[Dataset items]
§ §
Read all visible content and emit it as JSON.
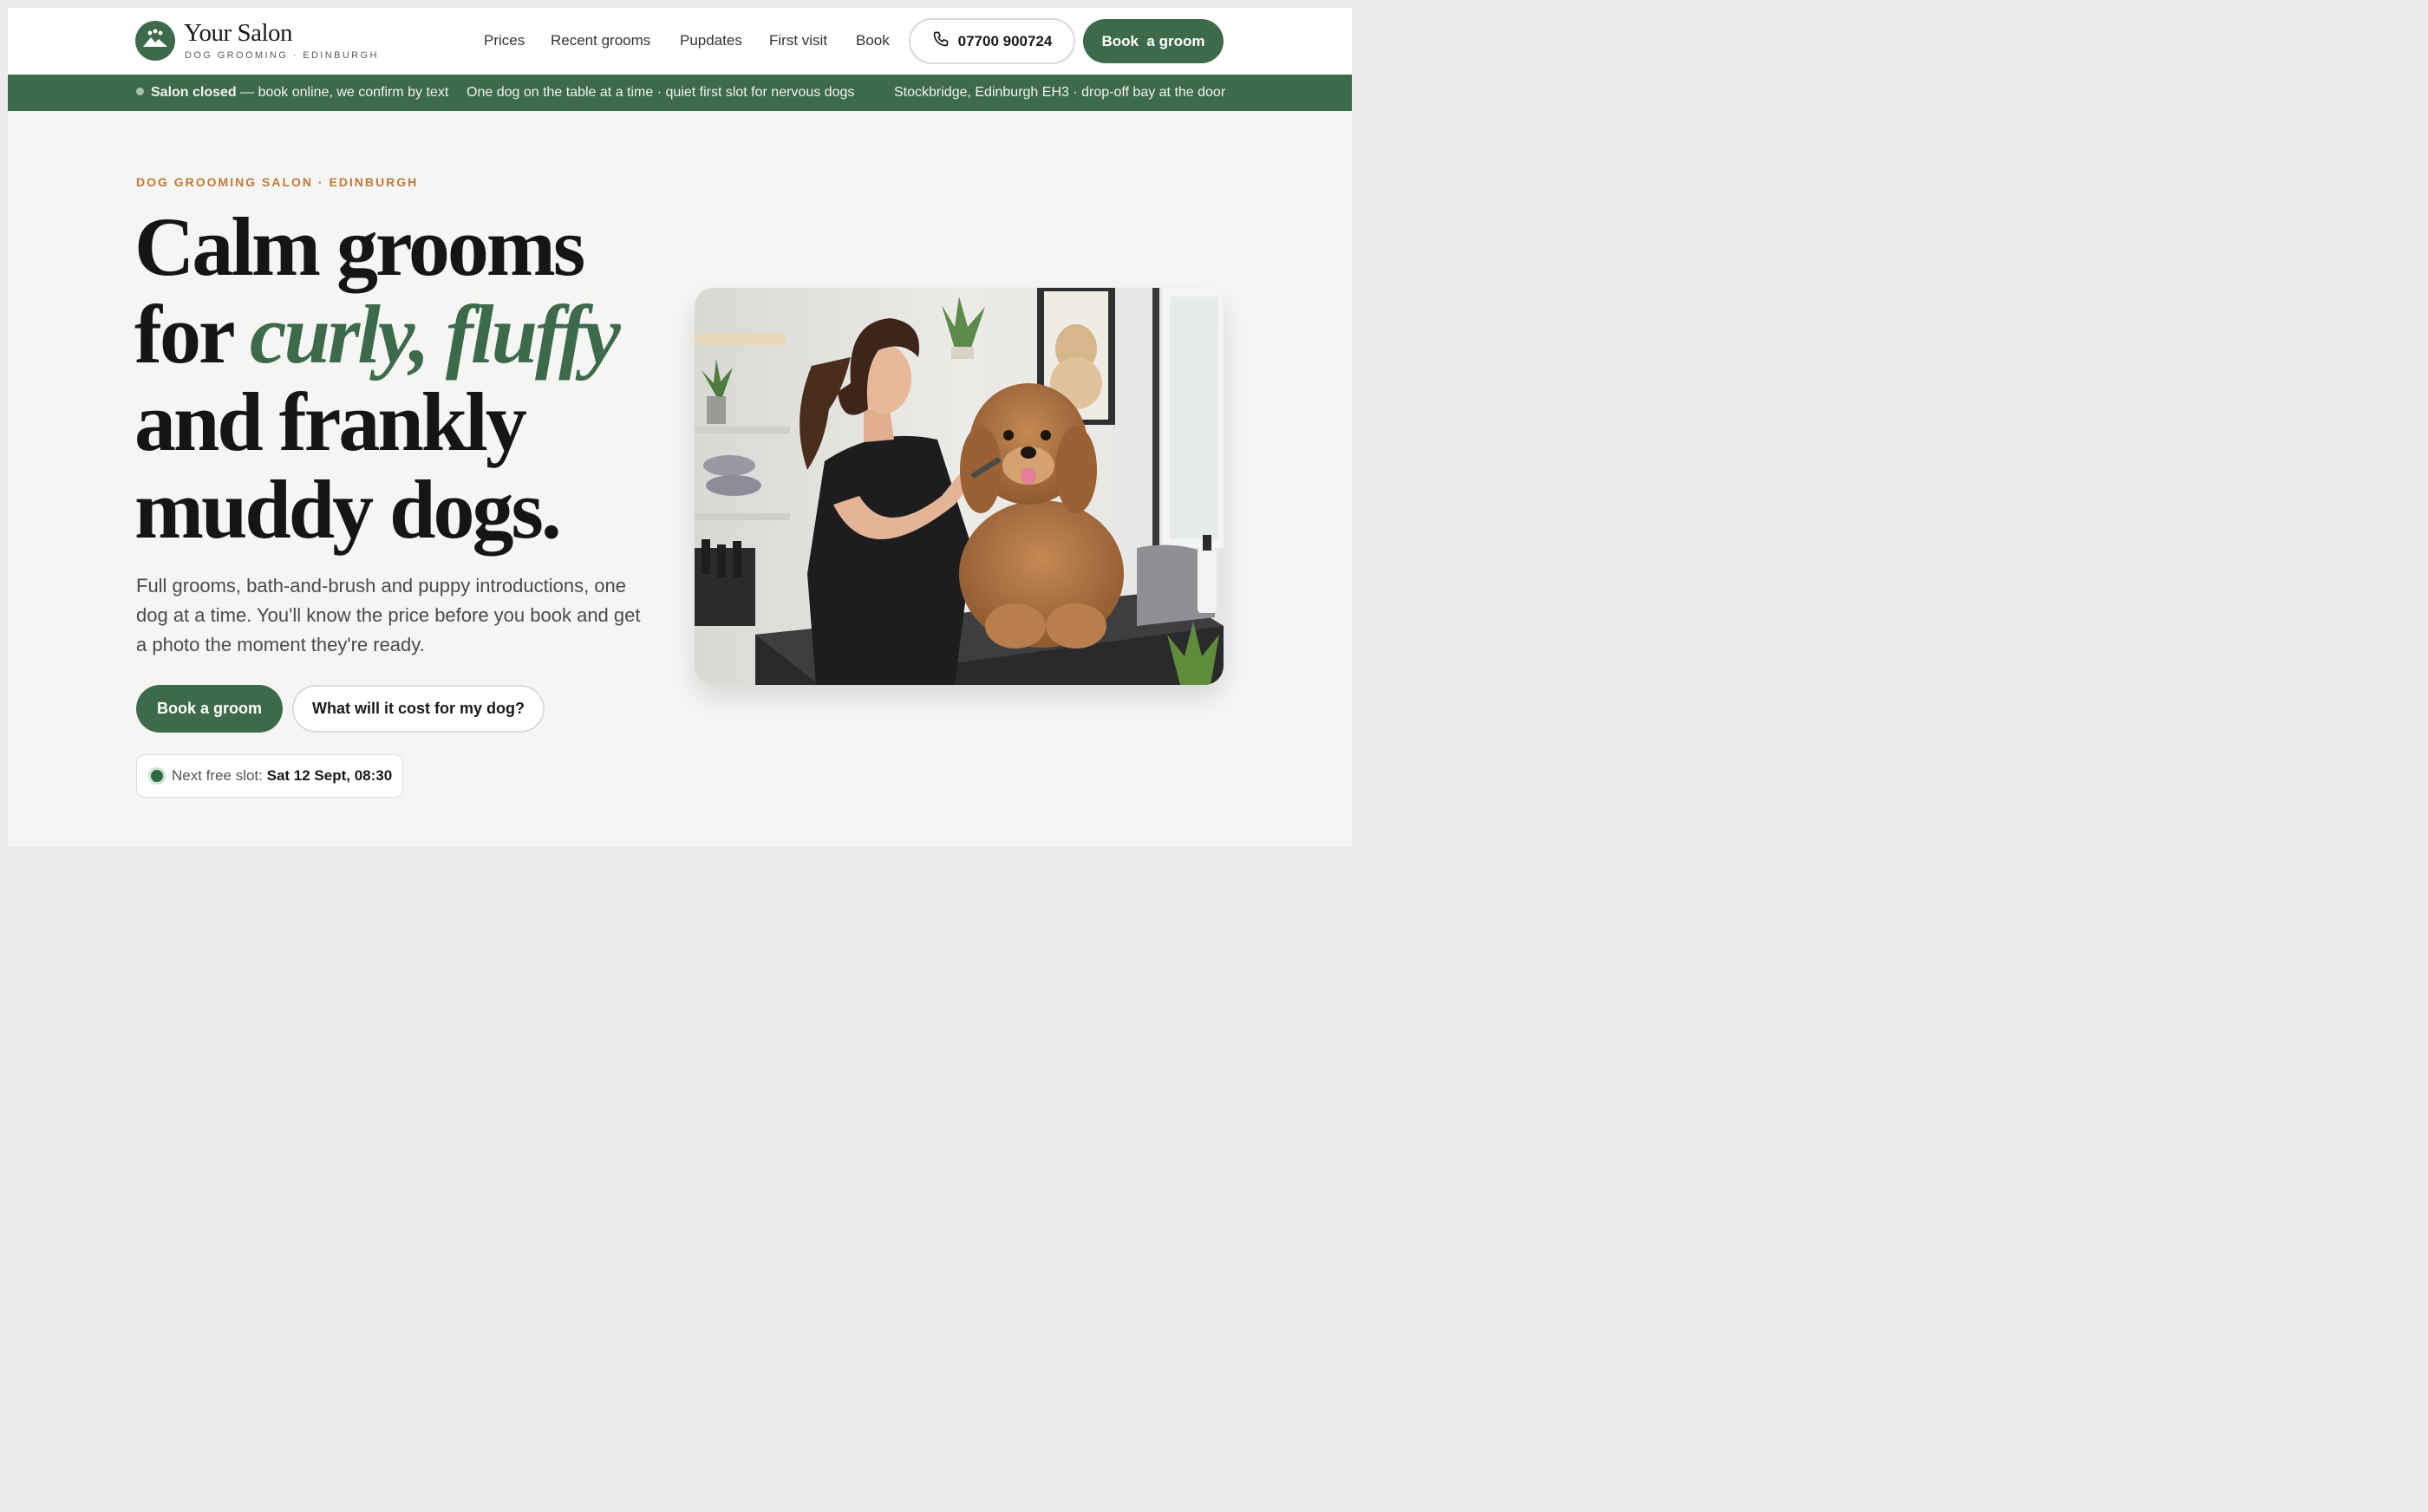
{
  "header": {
    "logo_name": "Your Salon",
    "logo_sub": "DOG GROOMING · EDINBURGH",
    "nav": [
      {
        "label": "Prices"
      },
      {
        "label": "Recent grooms"
      },
      {
        "label": "Pupdates"
      },
      {
        "label": "First visit"
      },
      {
        "label": "Book"
      }
    ],
    "phone": "07700 900724",
    "book_label": "Book  a groom"
  },
  "banner": {
    "status_bold": "Salon closed",
    "status_rest": " — book online, we confirm by text",
    "middle": "One dog on the table at a time · quiet first slot for nervous dogs",
    "right": "Stockbridge, Edinburgh EH3 · drop-off bay at the door"
  },
  "hero": {
    "eyebrow": "DOG GROOMING SALON · EDINBURGH",
    "line1": "Calm grooms",
    "line2_plain": "for ",
    "line2_accent": "curly, fluffy",
    "line3": "and frankly",
    "line4": "muddy dogs.",
    "lede": "Full grooms, bath-and-brush and puppy introductions, one dog at a time. You'll know the price before you book and get a photo the moment they're ready.",
    "cta_primary": "Book a groom",
    "cta_secondary": "What will it cost for my dog?",
    "slot_label": "Next free slot: ",
    "slot_value": "Sat 12 Sept, 08:30"
  },
  "colors": {
    "brand_green": "#3d6a4a",
    "eyebrow_orange": "#c07a3a",
    "background": "#f5f5f3"
  },
  "icons": [
    "logo-mountain-icon",
    "phone-icon",
    "status-dot-icon",
    "live-dot-icon"
  ]
}
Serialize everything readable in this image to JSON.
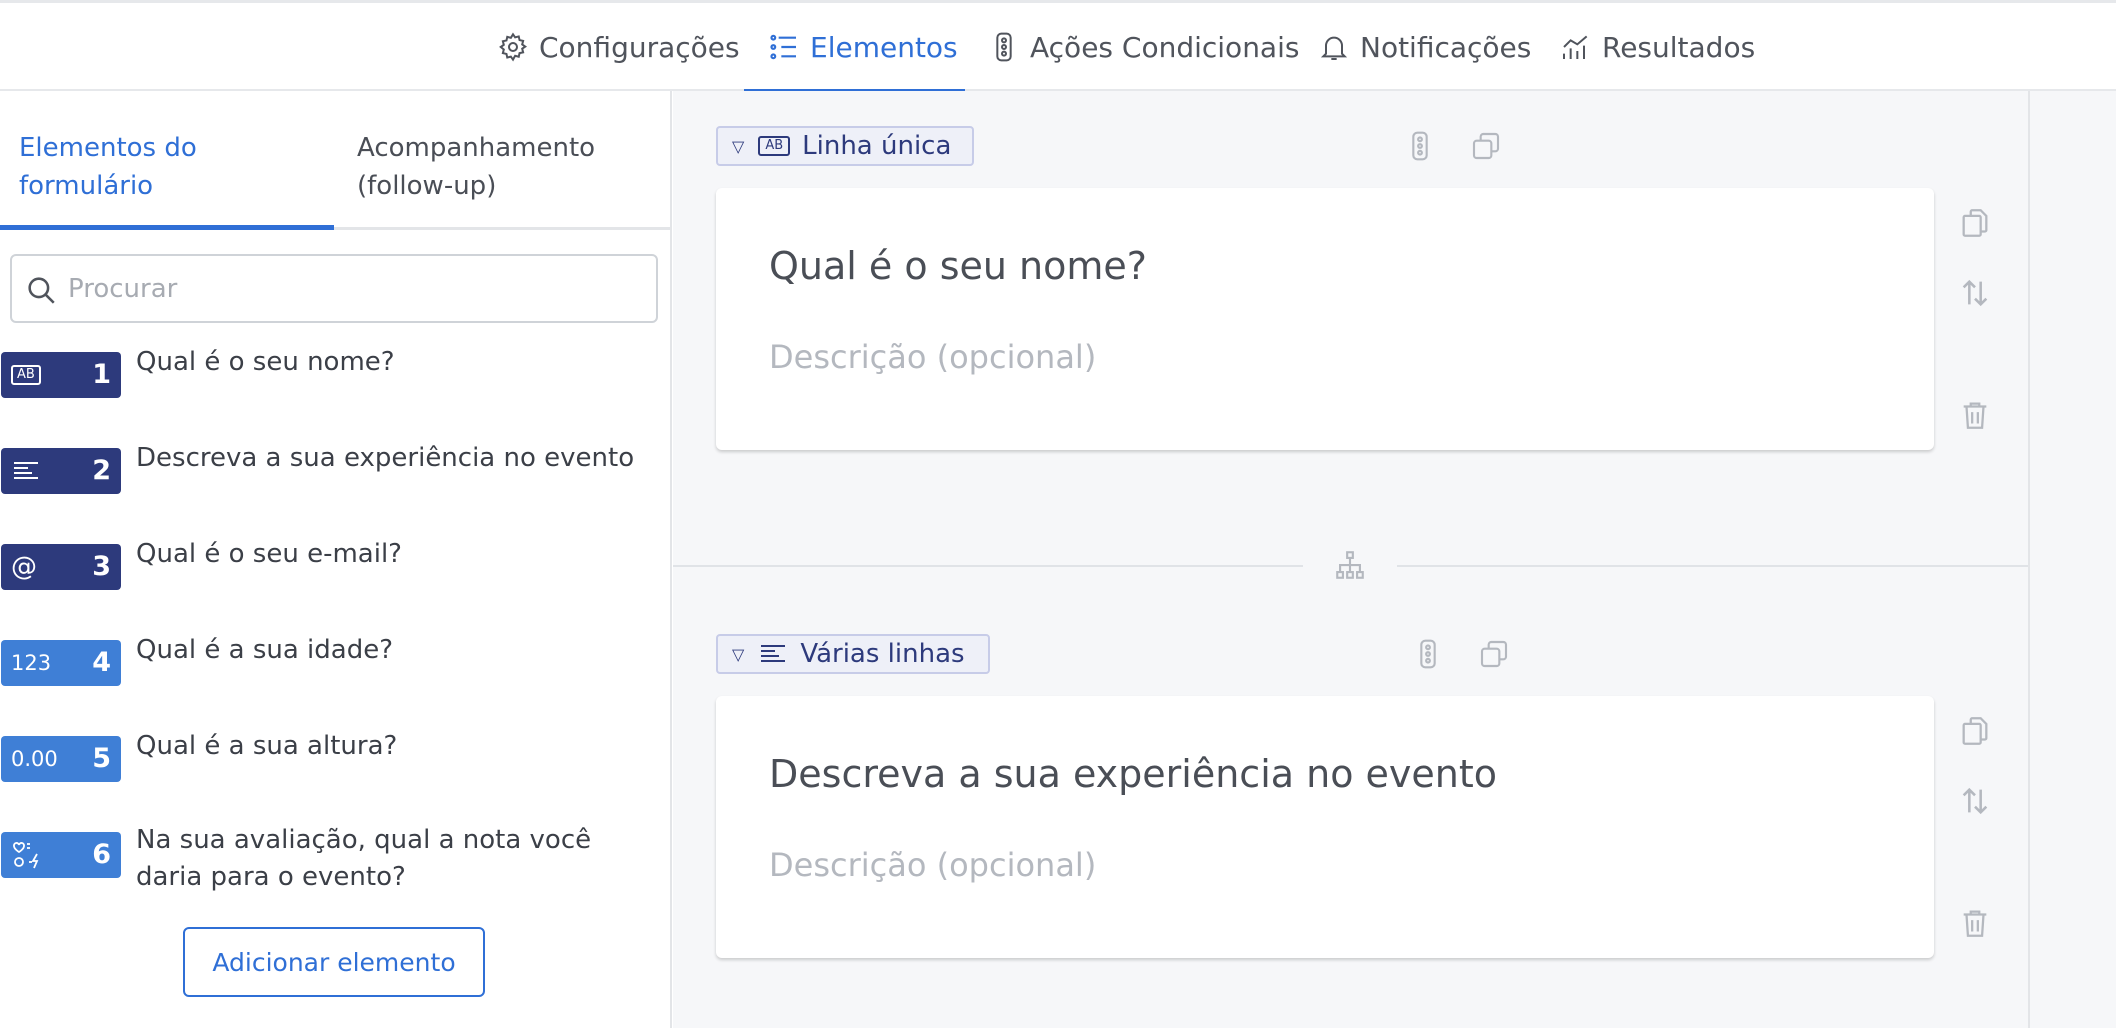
{
  "nav": {
    "tabs": [
      {
        "label": "Configurações",
        "icon": "gear-icon"
      },
      {
        "label": "Elementos",
        "icon": "list-icon",
        "active": true
      },
      {
        "label": "Ações Condicionais",
        "icon": "traffic-light-icon"
      },
      {
        "label": "Notificações",
        "icon": "bell-icon"
      },
      {
        "label": "Resultados",
        "icon": "chart-icon"
      }
    ]
  },
  "sidebar": {
    "tab_elements": "Elementos do formulário",
    "tab_followup": "Acompanhamento (follow-up)",
    "search_placeholder": "Procurar",
    "items": [
      {
        "num": "1",
        "icon_text": "AB",
        "icon": "text-ab-icon",
        "label": "Qual é o seu nome?"
      },
      {
        "num": "2",
        "icon_text": "",
        "icon": "lines-icon",
        "label": "Descreva a sua experiência no evento"
      },
      {
        "num": "3",
        "icon_text": "@",
        "icon": "at-icon",
        "label": "Qual é o seu e-mail?"
      },
      {
        "num": "4",
        "icon_text": "123",
        "icon": "number-icon",
        "label": "Qual é a sua idade?"
      },
      {
        "num": "5",
        "icon_text": "0.00",
        "icon": "decimal-icon",
        "label": "Qual é a sua altura?"
      },
      {
        "num": "6",
        "icon_text": "",
        "icon": "rating-icon",
        "label": "Na sua avaliação, qual a nota você daria para o evento?"
      }
    ],
    "add_button": "Adicionar elemento"
  },
  "main": {
    "elements": [
      {
        "type": "Linha única",
        "title": "Qual é o seu nome?",
        "description_placeholder": "Descrição (opcional)"
      },
      {
        "type": "Várias linhas",
        "title": "Descreva a sua experiência no evento",
        "description_placeholder": "Descrição (opcional)"
      }
    ]
  },
  "colors": {
    "accent": "#2f6fd6",
    "badge_dark": "#2d3a7c",
    "badge_light": "#3f7fd6"
  }
}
§ §
Task prompt ▸ Reproduce the records, all of them, word for word; omit the pictures.

Result ▸
Read all visible content and emit it as JSON.
{
  "header": {
    "logo_name": "Your Salon",
    "logo_sub": "DOG GROOMING · EDINBURGH",
    "nav": [
      {
        "label": "Prices"
      },
      {
        "label": "Recent grooms"
      },
      {
        "label": "Pupdates"
      },
      {
        "label": "First visit"
      },
      {
        "label": "Book"
      }
    ],
    "phone": "07700 900724",
    "book_label": "Book  a groom"
  },
  "banner": {
    "status_bold": "Salon closed",
    "status_rest": " — book online, we confirm by text",
    "middle": "One dog on the table at a time · quiet first slot for nervous dogs",
    "right": "Stockbridge, Edinburgh EH3 · drop-off bay at the door"
  },
  "hero": {
    "eyebrow": "DOG GROOMING SALON · EDINBURGH",
    "line1": "Calm grooms",
    "line2_plain": "for ",
    "line2_accent": "curly, fluffy",
    "line3": "and frankly",
    "line4": "muddy dogs.",
    "lede": "Full grooms, bath-and-brush and puppy introductions, one dog at a time. You'll know the price before you book and get a photo the moment they're ready.",
    "cta_primary": "Book a groom",
    "cta_secondary": "What will it cost for my dog?",
    "slot_label": "Next free slot: ",
    "slot_value": "Sat 12 Sept, 08:30"
  },
  "colors": {
    "brand_green": "#3d6a4a",
    "eyebrow_orange": "#c07a3a",
    "background": "#f5f5f3"
  },
  "icons": [
    "logo-mountain-icon",
    "phone-icon",
    "status-dot-icon",
    "live-dot-icon"
  ]
}
Serialize everything readable in this image to JSON.
{
  "nav": {
    "tabs": [
      {
        "label": "Configurações",
        "icon": "gear-icon"
      },
      {
        "label": "Elementos",
        "icon": "list-icon",
        "active": true
      },
      {
        "label": "Ações Condicionais",
        "icon": "traffic-light-icon"
      },
      {
        "label": "Notificações",
        "icon": "bell-icon"
      },
      {
        "label": "Resultados",
        "icon": "chart-icon"
      }
    ]
  },
  "sidebar": {
    "tab_elements": "Elementos do formulário",
    "tab_followup": "Acompanhamento (follow-up)",
    "search_placeholder": "Procurar",
    "items": [
      {
        "num": "1",
        "icon_text": "AB",
        "icon": "text-ab-icon",
        "label": "Qual é o seu nome?"
      },
      {
        "num": "2",
        "icon_text": "",
        "icon": "lines-icon",
        "label": "Descreva a sua experiência no evento"
      },
      {
        "num": "3",
        "icon_text": "@",
        "icon": "at-icon",
        "label": "Qual é o seu e-mail?"
      },
      {
        "num": "4",
        "icon_text": "123",
        "icon": "number-icon",
        "label": "Qual é a sua idade?"
      },
      {
        "num": "5",
        "icon_text": "0.00",
        "icon": "decimal-icon",
        "label": "Qual é a sua altura?"
      },
      {
        "num": "6",
        "icon_text": "",
        "icon": "rating-icon",
        "label": "Na sua avaliação, qual a nota você daria para o evento?"
      }
    ],
    "add_button": "Adicionar elemento"
  },
  "main": {
    "elements": [
      {
        "type": "Linha única",
        "title": "Qual é o seu nome?",
        "description_placeholder": "Descrição (opcional)"
      },
      {
        "type": "Várias linhas",
        "title": "Descreva a sua experiência no evento",
        "description_placeholder": "Descrição (opcional)"
      }
    ]
  },
  "colors": {
    "accent": "#2f6fd6",
    "badge_dark": "#2d3a7c",
    "badge_light": "#3f7fd6"
  }
}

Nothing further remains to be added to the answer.